Re: Minima and Maxima of ntuples

From: Birger Koblitz (koblitz@mail.desy.de)
Date: Mon Dec 06 1999 - 11:22:00 MET


Hi Rene,

I can understand the objections you have. In the case of a general object
being stored in a tree this is of course valid since how should the tree
know how to calculate a general minimum or maximum. One solution would be
to let the objects provide an interface for comparison between two of
them. An object which wants to have a maximum calculated would have to
inherit from an abstract class lets call it Sortable which provides the
pure virtual function
bool Sortable::isGreaterOrEqual(Sortable &).
If a class derives from this, which can be figured out using RTTI one
could provide a calculation of the minimum and maximum at the time
of filling the tree. This Java-ish ansatz would also be quite performant.
On the other hand this might well be too much fuss. I myself would be
quite happy if TNtuple would provide this feature only for its float
collumns ;-) . To do this one would have to give TNTuple an additional
array to store the minima and maxima and override the virtual functions
TTree::GetMaximum() with an own one returning the array entry. One would
also have to change TNtuple::Fill() to store the minima and maxima in the
array. This would be quite easy to achive and TNtuple would only provide
additional feature compared to TTree. One would not need to change
anything in the Leave classes.
In my eyes the feature to have the minima and maxima calculated once and
for all while filling the ntuple is quite important, since you would like
to know beforehand which ranges to use for the histograms or (in my case)
algorithms which want to use the ntuple entries. I also think that it is
important for root to provide ntuples which work as one would expect, i.e.
like the paw ones.

On Fri, 3 Dec 1999, Rene Brun wrote:

> Hi Birger,
> The possibility to compute & store the max/minimum per leaf
> is already foreseen in the TLeaf classes. It is currently
> only filled for leaves that represent a branch count.
> I did not implement it yet because there are cases where
> it does not make sense (a TLeaf is an object) or it is ambiguous,
> and time consuming for example arrays.
> For example, I had several requests to process fixed length arrays
> separately from variable length arrays.
> In case of variable length arrays, one can assume homogeneous info
> inside the array. For fix length, some people store a[0] = something,
> a[1]= something else. In this case min/max have no meaning except
> for each element of the array.

◆ DATA PROVIDED:
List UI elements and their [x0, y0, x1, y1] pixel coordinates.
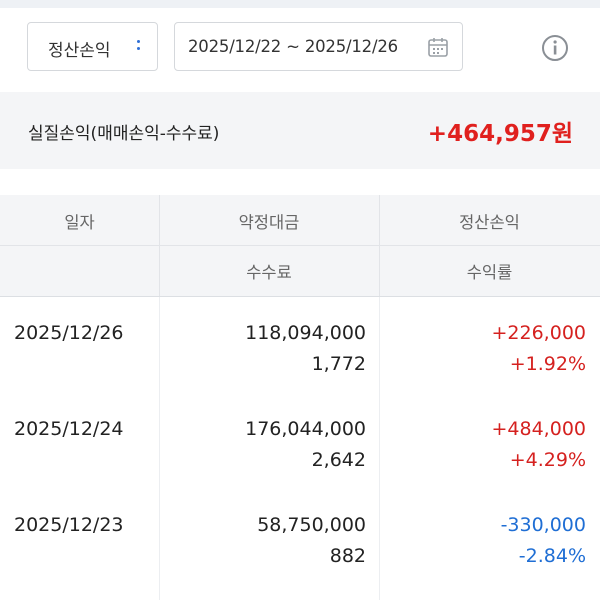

◆ EXERCISE AIM: Please set down the stretch of the message about ntuple minima and maxima from "On Fri, 3 Dec" through "variable length arrays.", word for word. The listing has nothing to do with the message about ntuple minima and maxima.

◆ RESPONSE TO THE TASK:
On Fri, 3 Dec 1999, Rene Brun wrote:

> Hi Birger,
> The possibility to compute & store the max/minimum per leaf
> is already foreseen in the TLeaf classes. It is currently
> only filled for leaves that represent a branch count.
> I did not implement it yet because there are cases where
> it does not make sense (a TLeaf is an object) or it is ambiguous,
> and time consuming for example arrays.
> For example, I had several requests to process fixed length arrays
> separately from variable length arrays.